GIVEN INSTRUCTION A → Print the part of the commentary on Mr. Katyal's arguments that runs from "On the other" down to "Natural Born Citizen.", with the wording unchanged.

SOURCE TEXT →
──────────

The tariffs case, of course, has nothing to do with the nbC presidential eligibility issue, which your humble servant for over the past decade has pontificated upon here at The P&E.  Candidly, Mr. Katyal made a persuasive “tariff case” argument.

On the other hand, as addressed and discussed herehere and here, in 2015, Mr. Katyal (a Democrat) and one Paul Clement (a Republican and a former Solicitor General under President George W. Bush), published an article in the Harvard Law Review Journal entitled “On The Meaning Of Natural Born Citizen.

Long story short, that article sought to buttress the argument that Senator Ted Cruz was an eligible nbC despite being born in Calgary, Alberta, Canada and to parents, only the mother of which was a U.S. citizen, his father being a Cuban citizen when he was born.  Their article espouses the theory that if one is merely a “citizen at birth” or “citizen by birth,” regardless of place of birth or U.S. citizenship of both parents, that status will suffice to make one an eligible nbC.  Stated otherwise, it is akin to saying “close enough for government work.”

Your humble servant has, of course, disagreed with that theory, posing the question (still unanswered): why would the Founders have selected a definition of an nbC that erected a lower, rather than a higher barrier against the potential for the insinuation of foreign influence into the presidency, as afforded by the definition found in § 212 of Book 1, Ch. 19 of Emer de Vattel’s The Law of Nations?  There is little if any serious disagreement over the fact that the “citizen at/by birth” definition promoted by Messrs. Clement and Katyal sets a lower impediment than does the higher de Vattel § 212 barrier requiring birth in the country where both parents are already its citizens.

But I digress.  The relevance of Mr. Katyal’s comments in the tariffs case lies in his specific argument that, in interpreting the words of the statute involved in that case, “… it comes down to common sense.”  (Emphasis added). (see oral argument transcript [24-1287_b07d.pdf] at 98).. Mr. Katyal then added (id.) that “…[i]t’s simply implausible that in enacting …[the tariffs statute at issue] Congress handed the President the power to overhaul the entire tariff system….” (Emphasis added).

──────────

GIVEN INSTRUCTION B → Arrange the listing as a numbered list, from its first line down to the line containing "fanduel-logo-icon bbox=[35, 150, 60, 175]", both included and blank lines left out.

──────────

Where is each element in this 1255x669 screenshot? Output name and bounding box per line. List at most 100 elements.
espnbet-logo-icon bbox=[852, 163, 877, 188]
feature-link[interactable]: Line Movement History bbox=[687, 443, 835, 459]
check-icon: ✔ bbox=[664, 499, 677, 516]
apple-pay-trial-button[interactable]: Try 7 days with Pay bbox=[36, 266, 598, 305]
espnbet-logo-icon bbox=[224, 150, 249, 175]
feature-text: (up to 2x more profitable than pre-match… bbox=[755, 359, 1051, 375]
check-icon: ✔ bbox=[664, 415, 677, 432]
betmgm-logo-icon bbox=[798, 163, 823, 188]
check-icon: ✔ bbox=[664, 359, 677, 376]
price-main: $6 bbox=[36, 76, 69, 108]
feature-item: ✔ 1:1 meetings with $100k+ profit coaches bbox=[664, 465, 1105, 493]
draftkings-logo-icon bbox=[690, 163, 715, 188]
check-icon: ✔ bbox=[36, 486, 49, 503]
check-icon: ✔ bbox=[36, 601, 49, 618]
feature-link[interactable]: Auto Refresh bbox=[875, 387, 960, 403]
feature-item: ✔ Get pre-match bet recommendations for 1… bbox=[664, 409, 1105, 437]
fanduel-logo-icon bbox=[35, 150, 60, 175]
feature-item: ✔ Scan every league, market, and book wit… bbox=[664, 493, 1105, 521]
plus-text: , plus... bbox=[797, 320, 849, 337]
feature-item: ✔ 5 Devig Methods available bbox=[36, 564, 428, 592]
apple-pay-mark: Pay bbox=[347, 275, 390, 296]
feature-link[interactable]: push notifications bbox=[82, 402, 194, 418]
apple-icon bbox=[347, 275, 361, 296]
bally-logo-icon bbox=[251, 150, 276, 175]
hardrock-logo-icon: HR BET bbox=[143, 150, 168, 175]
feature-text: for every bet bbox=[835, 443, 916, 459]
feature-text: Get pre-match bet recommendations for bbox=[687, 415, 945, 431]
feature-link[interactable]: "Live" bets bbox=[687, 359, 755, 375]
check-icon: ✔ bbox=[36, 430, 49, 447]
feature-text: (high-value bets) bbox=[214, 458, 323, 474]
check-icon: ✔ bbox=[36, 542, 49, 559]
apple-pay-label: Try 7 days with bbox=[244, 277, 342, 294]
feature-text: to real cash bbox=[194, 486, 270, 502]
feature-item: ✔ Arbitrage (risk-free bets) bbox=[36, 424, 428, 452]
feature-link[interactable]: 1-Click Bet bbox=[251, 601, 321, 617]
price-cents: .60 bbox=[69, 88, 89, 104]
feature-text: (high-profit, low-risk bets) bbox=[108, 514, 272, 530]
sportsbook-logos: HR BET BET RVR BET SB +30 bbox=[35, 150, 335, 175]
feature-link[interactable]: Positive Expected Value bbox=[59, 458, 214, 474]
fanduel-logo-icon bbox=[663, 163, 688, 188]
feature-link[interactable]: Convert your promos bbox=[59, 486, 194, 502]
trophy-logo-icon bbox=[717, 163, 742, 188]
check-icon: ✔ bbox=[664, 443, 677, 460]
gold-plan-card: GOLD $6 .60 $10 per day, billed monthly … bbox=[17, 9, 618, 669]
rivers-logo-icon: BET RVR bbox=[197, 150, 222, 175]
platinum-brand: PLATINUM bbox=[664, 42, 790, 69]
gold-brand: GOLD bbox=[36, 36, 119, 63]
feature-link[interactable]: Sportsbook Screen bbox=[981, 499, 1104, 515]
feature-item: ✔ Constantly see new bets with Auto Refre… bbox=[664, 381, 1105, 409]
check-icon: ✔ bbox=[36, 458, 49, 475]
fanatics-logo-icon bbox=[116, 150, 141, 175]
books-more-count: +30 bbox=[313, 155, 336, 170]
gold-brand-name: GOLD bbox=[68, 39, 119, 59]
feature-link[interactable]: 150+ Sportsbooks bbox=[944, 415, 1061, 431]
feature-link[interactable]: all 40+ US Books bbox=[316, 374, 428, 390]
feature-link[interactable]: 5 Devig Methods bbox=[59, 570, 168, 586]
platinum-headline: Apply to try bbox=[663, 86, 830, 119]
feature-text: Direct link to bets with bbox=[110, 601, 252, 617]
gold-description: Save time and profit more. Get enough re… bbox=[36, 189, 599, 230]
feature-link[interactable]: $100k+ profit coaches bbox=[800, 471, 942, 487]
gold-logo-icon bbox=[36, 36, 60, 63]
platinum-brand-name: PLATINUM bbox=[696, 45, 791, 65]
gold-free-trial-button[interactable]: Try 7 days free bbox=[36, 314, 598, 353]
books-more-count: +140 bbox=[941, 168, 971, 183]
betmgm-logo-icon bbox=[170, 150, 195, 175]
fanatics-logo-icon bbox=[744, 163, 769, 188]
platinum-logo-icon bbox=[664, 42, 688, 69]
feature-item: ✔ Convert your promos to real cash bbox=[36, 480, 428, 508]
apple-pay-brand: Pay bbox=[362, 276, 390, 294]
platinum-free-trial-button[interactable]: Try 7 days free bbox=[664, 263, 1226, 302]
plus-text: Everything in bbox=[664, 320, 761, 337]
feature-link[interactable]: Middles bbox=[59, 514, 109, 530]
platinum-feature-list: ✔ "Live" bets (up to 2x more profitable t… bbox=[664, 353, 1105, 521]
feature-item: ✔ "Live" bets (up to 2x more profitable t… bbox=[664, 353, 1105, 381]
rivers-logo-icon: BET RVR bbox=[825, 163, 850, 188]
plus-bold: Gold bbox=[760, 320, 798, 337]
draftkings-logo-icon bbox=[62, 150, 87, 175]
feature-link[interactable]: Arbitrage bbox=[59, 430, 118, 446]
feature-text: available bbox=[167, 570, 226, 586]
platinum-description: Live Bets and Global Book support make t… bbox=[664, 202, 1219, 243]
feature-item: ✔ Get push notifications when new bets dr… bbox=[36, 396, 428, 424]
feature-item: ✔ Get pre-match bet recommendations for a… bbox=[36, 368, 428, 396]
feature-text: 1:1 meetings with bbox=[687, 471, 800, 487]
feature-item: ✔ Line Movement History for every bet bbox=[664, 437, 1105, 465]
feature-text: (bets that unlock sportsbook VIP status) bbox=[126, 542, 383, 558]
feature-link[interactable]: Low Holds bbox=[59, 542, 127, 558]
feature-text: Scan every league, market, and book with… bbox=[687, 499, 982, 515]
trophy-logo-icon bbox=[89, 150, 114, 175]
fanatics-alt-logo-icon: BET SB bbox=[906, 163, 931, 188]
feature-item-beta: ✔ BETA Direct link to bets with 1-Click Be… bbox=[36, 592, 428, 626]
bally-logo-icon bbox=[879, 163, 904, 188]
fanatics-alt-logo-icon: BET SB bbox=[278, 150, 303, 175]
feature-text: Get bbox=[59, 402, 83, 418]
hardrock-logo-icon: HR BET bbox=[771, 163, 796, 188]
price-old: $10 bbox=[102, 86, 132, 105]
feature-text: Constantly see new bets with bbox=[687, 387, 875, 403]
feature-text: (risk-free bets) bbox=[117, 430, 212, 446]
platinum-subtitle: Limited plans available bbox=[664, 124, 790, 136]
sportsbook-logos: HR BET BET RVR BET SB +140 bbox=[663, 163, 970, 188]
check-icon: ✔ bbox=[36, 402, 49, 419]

──────────

EXERCISE RESPONSE A →
On the other hand, as addressed and discussed herehere and here, in 2015, Mr. Katyal (a Democrat) and one Paul Clement (a Republican and a former Solicitor General under President George W. Bush), published an article in the Harvard Law Review Journal entitled “On The Meaning Of Natural Born Citizen.

EXERCISE RESPONSE B →
1. Where is each element in this 1255x669 screenshot? Output name and bounding box per line. List at most 100 elements.
2. espnbet-logo-icon bbox=[852, 163, 877, 188]
3. feature-link[interactable]: Line Movement History bbox=[687, 443, 835, 459]
4. check-icon: ✔ bbox=[664, 499, 677, 516]
5. apple-pay-trial-button[interactable]: Try 7 days with Pay bbox=[36, 266, 598, 305]
6. espnbet-logo-icon bbox=[224, 150, 249, 175]
7. feature-text: (up to 2x more profitable than pre-match… bbox=[755, 359, 1051, 375]
8. check-icon: ✔ bbox=[664, 415, 677, 432]
9. betmgm-logo-icon bbox=[798, 163, 823, 188]
10. check-icon: ✔ bbox=[664, 359, 677, 376]
11. price-main: $6 bbox=[36, 76, 69, 108]
12. feature-item: ✔ 1:1 meetings with $100k+ profit coaches bbox=[664, 465, 1105, 493]
13. draftkings-logo-icon bbox=[690, 163, 715, 188]
14. check-icon: ✔ bbox=[36, 486, 49, 503]
15. check-icon: ✔ bbox=[36, 601, 49, 618]
16. feature-link[interactable]: Auto Refresh bbox=[875, 387, 960, 403]
17. feature-item: ✔ Get pre-match bet recommendations for 1… bbox=[664, 409, 1105, 437]
18. fanduel-logo-icon bbox=[35, 150, 60, 175]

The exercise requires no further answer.